Data items:
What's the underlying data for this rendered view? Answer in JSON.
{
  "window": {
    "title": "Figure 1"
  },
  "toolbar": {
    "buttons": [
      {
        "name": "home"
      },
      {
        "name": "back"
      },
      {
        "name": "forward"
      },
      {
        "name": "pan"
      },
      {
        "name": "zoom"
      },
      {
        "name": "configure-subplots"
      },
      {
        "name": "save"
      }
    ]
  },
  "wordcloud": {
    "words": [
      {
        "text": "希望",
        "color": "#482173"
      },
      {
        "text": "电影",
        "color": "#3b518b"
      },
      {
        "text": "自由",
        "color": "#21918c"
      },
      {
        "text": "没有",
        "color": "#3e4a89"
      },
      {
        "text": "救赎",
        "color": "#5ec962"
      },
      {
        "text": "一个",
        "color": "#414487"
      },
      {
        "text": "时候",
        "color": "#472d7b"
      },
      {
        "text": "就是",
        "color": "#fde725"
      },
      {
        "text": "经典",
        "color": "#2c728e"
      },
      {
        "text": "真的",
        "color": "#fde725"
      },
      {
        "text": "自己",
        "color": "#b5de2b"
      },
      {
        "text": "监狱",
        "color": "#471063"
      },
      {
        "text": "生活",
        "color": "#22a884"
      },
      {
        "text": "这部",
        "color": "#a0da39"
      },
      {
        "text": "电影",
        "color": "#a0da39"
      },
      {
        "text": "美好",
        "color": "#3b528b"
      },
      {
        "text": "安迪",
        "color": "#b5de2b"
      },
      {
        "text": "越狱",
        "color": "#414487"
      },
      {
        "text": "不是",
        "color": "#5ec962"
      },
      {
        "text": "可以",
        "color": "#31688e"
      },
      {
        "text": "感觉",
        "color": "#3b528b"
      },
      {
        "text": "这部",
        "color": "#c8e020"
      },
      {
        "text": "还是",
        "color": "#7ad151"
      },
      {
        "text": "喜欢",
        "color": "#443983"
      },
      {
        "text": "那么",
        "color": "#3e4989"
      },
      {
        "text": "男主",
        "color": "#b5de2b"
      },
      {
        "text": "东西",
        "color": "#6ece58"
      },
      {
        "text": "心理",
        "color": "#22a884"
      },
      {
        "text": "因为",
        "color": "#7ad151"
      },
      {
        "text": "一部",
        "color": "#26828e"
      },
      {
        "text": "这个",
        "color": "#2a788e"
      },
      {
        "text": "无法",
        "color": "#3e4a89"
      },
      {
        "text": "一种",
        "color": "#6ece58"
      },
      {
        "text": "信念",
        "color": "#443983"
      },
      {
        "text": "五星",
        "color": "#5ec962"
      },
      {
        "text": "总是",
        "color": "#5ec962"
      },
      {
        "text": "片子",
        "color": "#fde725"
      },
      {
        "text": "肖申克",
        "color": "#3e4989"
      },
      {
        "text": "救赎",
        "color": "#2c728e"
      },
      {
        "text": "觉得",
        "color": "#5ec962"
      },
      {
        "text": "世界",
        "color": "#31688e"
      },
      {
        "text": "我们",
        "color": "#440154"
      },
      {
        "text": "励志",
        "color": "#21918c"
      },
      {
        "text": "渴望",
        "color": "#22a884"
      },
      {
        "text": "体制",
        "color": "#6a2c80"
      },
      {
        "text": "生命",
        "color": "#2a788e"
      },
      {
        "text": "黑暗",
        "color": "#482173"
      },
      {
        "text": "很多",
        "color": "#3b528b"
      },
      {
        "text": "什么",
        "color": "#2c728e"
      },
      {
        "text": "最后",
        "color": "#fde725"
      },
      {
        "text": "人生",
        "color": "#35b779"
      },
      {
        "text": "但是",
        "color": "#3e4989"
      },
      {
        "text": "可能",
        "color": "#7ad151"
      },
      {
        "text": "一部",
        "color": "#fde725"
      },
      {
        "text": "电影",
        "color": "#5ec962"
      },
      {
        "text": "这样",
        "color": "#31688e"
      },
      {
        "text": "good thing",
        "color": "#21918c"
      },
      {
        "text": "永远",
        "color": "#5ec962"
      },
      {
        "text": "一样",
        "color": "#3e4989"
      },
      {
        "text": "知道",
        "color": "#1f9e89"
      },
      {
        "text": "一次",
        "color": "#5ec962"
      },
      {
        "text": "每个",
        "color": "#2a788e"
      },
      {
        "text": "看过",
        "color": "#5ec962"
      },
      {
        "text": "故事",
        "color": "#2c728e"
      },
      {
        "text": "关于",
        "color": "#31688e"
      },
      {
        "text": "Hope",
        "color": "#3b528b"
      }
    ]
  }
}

• _WHAT IS REQUIRED_: Among the lines of the data, identify those with the word "name". Copy each of them.

• _SOLUTION FOR THIS EXERCISE_:
        "name": "home"
        "name": "back"
        "name": "forward"
        "name": "pan"
        "name": "zoom"
        "name": "configure-subplots"
        "name": "save"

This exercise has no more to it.